> **WHAT IS ASKED**
Restate the full set of records exactly, without adding or dropping a word.

Stored items
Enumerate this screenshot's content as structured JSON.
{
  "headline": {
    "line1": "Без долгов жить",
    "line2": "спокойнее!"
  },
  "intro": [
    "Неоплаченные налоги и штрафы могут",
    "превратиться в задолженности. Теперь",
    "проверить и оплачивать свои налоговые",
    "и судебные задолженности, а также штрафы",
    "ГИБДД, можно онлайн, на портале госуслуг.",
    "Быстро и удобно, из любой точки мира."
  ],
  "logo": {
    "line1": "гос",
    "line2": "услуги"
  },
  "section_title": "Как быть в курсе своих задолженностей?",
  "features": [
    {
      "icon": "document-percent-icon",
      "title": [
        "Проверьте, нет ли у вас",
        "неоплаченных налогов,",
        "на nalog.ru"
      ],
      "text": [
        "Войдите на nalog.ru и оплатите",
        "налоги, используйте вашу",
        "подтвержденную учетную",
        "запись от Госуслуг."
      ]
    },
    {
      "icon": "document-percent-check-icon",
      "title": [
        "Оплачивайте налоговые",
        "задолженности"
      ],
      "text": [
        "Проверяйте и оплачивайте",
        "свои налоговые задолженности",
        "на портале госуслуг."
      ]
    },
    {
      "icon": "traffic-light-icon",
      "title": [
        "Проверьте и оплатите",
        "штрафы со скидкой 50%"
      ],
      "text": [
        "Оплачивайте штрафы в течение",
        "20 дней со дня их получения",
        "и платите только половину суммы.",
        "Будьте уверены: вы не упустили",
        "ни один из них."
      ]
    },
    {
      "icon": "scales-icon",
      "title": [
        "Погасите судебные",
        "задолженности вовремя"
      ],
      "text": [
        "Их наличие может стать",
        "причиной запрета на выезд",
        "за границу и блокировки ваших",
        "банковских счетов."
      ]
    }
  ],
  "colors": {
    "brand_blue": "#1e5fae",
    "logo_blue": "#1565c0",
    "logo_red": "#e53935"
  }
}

> **RESPONSE TO THIS EXERCISE**
Enumerate this screenshot's content as structured JSON.
{
  "headline": {
    "line1": "Без долгов жить",
    "line2": "спокойнее!"
  },
  "intro": [
    "Неоплаченные налоги и штрафы могут",
    "превратиться в задолженности. Теперь",
    "проверить и оплачивать свои налоговые",
    "и судебные задолженности, а также штрафы",
    "ГИБДД, можно онлайн, на портале госуслуг.",
    "Быстро и удобно, из любой точки мира."
  ],
  "logo": {
    "line1": "гос",
    "line2": "услуги"
  },
  "section_title": "Как быть в курсе своих задолженностей?",
  "features": [
    {
      "icon": "document-percent-icon",
      "title": [
        "Проверьте, нет ли у вас",
        "неоплаченных налогов,",
        "на nalog.ru"
      ],
      "text": [
        "Войдите на nalog.ru и оплатите",
        "налоги, используйте вашу",
        "подтвержденную учетную",
        "запись от Госуслуг."
      ]
    },
    {
      "icon": "document-percent-check-icon",
      "title": [
        "Оплачивайте налоговые",
        "задолженности"
      ],
      "text": [
        "Проверяйте и оплачивайте",
        "свои налоговые задолженности",
        "на портале госуслуг."
      ]
    },
    {
      "icon": "traffic-light-icon",
      "title": [
        "Проверьте и оплатите",
        "штрафы со скидкой 50%"
      ],
      "text": [
        "Оплачивайте штрафы в течение",
        "20 дней со дня их получения",
        "и платите только половину суммы.",
        "Будьте уверены: вы не упустили",
        "ни один из них."
      ]
    },
    {
      "icon": "scales-icon",
      "title": [
        "Погасите судебные",
        "задолженности вовремя"
      ],
      "text": [
        "Их наличие может стать",
        "причиной запрета на выезд",
        "за границу и блокировки ваших",
        "банковских счетов."
      ]
    }
  ],
  "colors": {
    "brand_blue": "#1e5fae",
    "logo_blue": "#1565c0",
    "logo_red": "#e53935"
  }
}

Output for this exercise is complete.